#### [SET PROBLEM]
Can you reproduce the listing, from its first line through the line containing "tab-actions-reviews[interactable]: Actions &", renaming every "progress-fill" to "progress-level" and keeping everything else the same?

Rows from a layout dataset:
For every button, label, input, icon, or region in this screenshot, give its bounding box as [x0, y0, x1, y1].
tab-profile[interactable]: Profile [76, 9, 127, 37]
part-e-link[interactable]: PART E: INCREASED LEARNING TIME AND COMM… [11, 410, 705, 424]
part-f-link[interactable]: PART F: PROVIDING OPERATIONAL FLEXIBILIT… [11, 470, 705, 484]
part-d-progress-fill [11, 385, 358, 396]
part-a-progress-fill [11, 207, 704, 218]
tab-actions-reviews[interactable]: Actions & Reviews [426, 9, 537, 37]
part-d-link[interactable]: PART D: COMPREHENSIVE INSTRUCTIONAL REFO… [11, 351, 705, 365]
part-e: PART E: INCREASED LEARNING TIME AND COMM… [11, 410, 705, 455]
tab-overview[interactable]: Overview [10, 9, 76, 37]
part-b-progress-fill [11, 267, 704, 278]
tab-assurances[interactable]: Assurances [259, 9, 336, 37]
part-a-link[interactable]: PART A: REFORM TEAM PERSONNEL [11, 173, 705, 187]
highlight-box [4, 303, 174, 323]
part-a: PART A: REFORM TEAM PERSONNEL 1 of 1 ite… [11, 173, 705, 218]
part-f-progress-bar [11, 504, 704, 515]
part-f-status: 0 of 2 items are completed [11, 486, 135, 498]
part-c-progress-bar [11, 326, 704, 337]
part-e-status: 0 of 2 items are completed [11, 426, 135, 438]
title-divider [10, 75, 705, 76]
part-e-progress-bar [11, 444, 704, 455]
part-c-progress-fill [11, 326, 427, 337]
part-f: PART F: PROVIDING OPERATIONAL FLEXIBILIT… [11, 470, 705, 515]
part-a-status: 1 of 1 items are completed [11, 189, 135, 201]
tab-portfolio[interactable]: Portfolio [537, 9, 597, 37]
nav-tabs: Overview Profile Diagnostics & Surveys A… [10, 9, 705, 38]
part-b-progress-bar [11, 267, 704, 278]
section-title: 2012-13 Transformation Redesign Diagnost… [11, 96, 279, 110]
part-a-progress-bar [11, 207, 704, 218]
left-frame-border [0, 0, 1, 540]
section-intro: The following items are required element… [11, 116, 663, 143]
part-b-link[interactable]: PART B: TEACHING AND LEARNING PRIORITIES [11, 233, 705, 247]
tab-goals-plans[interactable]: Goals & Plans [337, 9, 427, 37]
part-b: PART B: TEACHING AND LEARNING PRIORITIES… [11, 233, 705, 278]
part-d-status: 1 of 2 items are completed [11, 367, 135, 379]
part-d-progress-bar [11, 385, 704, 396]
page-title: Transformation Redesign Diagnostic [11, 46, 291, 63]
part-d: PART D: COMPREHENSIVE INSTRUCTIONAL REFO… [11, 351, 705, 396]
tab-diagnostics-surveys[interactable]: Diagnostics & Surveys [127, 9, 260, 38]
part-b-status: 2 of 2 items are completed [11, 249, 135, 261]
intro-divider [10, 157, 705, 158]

#### [CORRECT RESULT]
For every button, label, input, icon, or region in this screenshot, give its bounding box as [x0, y0, x1, y1].
tab-profile[interactable]: Profile [76, 9, 127, 37]
part-e-link[interactable]: PART E: INCREASED LEARNING TIME AND COMM… [11, 410, 705, 424]
part-f-link[interactable]: PART F: PROVIDING OPERATIONAL FLEXIBILIT… [11, 470, 705, 484]
part-d-progress-level [11, 385, 358, 396]
part-a-progress-level [11, 207, 704, 218]
tab-actions-reviews[interactable]: Actions & Reviews [426, 9, 537, 37]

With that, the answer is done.